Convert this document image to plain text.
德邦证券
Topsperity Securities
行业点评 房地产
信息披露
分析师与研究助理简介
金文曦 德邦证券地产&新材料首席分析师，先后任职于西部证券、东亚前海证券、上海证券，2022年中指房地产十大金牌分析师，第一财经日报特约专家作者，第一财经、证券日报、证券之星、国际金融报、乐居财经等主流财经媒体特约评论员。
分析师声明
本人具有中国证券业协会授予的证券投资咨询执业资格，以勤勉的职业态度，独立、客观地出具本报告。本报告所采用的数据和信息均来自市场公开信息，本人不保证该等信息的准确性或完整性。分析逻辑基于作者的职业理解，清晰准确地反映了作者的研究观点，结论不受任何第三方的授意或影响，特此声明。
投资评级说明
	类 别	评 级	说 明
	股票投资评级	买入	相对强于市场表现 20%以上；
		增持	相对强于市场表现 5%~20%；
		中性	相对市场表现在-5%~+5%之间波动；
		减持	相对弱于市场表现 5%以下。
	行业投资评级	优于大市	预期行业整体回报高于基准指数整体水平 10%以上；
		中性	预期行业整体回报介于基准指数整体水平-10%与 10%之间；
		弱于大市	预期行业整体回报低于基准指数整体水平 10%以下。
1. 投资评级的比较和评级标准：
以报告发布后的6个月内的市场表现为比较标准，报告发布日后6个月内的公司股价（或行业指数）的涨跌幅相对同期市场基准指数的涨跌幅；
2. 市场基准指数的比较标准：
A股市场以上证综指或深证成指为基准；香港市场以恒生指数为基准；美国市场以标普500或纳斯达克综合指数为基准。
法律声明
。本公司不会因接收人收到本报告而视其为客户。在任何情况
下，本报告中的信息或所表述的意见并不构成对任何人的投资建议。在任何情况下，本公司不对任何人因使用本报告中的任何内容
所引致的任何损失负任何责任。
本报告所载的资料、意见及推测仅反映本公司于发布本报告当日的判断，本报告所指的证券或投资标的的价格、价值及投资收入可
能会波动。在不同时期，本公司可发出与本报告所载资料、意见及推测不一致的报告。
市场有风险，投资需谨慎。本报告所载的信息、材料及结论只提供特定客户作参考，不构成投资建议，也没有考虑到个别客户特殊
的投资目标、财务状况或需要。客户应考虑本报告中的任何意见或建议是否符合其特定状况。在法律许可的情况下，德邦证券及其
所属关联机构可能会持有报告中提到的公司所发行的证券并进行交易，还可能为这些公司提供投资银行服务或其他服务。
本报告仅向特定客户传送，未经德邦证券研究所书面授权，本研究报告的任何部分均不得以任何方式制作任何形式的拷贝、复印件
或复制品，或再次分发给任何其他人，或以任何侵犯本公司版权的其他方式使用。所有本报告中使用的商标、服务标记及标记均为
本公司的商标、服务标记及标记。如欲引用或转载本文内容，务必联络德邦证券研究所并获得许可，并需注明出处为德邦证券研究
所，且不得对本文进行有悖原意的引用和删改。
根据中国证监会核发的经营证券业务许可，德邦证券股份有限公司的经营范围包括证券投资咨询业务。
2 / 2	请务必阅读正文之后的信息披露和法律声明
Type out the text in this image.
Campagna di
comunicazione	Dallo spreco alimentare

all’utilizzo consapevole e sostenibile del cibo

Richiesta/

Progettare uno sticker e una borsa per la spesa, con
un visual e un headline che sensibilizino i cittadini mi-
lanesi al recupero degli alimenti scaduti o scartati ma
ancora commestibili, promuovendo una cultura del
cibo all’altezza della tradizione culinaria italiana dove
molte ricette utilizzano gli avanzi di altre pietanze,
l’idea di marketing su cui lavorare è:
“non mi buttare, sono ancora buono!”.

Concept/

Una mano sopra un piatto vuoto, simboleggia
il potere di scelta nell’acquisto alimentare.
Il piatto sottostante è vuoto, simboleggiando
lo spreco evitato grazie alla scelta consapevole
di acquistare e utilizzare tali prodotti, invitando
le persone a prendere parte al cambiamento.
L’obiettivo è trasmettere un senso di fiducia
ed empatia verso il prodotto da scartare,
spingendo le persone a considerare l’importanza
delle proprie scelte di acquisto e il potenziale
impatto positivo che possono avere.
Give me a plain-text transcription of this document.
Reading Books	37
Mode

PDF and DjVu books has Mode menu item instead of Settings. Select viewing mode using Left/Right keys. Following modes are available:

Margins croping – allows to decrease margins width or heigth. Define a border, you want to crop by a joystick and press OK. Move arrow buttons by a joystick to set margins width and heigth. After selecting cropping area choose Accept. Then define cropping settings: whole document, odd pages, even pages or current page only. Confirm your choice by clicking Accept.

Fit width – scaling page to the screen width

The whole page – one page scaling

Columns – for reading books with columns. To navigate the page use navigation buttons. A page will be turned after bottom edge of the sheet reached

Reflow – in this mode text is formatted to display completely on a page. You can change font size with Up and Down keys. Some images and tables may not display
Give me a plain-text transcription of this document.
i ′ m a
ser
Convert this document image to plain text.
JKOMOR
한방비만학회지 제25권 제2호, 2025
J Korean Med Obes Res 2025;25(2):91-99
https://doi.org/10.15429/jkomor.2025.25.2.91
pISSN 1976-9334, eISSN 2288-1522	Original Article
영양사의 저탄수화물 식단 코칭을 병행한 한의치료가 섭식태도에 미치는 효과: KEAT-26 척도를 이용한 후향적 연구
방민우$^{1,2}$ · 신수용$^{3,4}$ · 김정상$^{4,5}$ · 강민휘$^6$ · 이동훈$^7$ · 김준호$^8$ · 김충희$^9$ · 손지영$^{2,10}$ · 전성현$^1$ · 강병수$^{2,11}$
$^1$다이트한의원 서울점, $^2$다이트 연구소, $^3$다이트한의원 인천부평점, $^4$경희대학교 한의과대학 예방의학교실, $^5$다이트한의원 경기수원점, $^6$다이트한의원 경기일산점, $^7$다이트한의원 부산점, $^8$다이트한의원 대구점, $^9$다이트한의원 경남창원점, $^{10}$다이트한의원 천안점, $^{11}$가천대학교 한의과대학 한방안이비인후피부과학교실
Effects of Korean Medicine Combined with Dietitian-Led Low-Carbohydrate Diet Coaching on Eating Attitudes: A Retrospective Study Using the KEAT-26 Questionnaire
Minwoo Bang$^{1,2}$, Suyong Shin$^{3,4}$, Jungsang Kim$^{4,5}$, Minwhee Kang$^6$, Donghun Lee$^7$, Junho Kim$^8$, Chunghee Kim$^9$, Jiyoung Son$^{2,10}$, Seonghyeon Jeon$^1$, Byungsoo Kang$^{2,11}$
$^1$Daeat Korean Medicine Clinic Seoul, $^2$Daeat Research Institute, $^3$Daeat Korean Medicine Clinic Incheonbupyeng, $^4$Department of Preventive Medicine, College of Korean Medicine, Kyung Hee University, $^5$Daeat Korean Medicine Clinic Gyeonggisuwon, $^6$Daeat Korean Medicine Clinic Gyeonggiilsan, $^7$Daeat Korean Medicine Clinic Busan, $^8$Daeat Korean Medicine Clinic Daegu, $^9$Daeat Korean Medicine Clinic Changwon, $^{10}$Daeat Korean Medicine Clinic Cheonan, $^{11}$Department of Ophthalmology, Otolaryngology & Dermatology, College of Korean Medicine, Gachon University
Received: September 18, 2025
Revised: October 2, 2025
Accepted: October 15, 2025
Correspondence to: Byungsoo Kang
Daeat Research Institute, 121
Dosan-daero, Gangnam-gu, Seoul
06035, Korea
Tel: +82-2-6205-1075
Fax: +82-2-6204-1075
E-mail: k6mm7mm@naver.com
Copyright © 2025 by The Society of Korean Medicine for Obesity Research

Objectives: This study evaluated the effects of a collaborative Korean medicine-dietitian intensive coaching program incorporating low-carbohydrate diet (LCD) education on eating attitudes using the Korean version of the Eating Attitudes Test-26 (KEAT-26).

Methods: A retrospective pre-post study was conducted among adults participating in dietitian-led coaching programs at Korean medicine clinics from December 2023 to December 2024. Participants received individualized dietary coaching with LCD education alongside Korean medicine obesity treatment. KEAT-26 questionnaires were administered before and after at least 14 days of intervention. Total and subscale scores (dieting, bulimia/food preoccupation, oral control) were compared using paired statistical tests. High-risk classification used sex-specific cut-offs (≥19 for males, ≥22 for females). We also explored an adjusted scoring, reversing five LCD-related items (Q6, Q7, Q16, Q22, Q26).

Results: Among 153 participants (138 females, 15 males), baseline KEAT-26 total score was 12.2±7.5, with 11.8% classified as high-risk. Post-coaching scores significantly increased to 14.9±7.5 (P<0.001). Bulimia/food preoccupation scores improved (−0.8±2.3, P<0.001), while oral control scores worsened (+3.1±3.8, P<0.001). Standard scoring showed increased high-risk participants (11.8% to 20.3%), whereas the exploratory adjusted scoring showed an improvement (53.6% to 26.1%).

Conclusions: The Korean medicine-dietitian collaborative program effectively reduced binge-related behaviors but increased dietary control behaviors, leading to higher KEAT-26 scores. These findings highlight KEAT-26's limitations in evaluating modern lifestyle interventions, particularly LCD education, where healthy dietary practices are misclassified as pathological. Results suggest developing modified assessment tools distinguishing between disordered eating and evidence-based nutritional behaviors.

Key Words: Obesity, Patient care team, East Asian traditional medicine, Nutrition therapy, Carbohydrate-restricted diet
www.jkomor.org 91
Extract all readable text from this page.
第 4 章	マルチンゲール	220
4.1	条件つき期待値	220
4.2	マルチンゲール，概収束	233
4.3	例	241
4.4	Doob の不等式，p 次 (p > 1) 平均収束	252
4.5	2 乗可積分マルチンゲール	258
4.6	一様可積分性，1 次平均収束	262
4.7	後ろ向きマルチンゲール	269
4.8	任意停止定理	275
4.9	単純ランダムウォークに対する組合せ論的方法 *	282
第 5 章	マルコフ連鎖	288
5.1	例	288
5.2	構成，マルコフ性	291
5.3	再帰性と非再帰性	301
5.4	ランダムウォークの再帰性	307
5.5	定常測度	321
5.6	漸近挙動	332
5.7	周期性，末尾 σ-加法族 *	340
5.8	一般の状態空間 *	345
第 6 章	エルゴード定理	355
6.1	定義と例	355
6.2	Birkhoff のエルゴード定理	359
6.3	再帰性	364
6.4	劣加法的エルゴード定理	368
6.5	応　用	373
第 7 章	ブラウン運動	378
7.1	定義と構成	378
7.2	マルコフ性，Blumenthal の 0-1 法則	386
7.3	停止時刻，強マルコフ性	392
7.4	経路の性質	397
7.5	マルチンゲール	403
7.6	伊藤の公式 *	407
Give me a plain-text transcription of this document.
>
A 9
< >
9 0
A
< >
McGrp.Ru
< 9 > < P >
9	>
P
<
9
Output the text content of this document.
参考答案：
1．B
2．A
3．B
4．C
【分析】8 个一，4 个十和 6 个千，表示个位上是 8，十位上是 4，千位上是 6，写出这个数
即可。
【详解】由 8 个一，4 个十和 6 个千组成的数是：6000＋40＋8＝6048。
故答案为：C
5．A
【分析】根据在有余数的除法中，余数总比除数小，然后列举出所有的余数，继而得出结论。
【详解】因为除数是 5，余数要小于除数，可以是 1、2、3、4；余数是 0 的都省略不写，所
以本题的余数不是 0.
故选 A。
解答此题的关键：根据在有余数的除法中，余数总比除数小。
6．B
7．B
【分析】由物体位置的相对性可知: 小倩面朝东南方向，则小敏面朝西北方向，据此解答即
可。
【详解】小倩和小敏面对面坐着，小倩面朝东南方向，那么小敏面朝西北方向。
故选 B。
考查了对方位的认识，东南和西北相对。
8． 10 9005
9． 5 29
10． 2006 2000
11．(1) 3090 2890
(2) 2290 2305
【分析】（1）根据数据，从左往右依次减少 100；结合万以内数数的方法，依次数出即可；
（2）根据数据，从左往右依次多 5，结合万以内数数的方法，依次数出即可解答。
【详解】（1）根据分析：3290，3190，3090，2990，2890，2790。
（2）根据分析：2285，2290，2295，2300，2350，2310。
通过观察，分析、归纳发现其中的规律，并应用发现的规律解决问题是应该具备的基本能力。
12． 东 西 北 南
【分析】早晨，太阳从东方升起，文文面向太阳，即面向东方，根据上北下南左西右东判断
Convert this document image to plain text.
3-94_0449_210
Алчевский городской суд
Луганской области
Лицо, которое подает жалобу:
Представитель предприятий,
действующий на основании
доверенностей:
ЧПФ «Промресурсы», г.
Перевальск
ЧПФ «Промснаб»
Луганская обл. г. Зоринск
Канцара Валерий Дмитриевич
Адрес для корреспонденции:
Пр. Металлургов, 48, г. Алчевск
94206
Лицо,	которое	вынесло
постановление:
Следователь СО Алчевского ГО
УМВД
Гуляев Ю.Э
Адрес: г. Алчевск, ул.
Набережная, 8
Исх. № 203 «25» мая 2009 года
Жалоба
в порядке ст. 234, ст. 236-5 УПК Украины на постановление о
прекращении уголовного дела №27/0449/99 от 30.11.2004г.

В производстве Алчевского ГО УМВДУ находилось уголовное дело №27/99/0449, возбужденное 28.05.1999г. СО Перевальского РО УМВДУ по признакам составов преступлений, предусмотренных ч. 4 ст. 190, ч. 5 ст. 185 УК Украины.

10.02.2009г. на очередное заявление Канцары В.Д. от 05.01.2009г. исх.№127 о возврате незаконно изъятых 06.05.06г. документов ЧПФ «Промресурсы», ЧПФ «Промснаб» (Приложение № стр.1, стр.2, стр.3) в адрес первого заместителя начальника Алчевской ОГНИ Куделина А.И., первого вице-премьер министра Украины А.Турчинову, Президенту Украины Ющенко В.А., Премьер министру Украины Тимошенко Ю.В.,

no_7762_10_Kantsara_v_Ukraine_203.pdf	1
════
Written instruction
Isolate each line of the listing above that includes "scelta". Copy it.

The answer
il potere di scelta nell’acquisto alimentare.
lo spreco evitato grazie alla scelta consapevole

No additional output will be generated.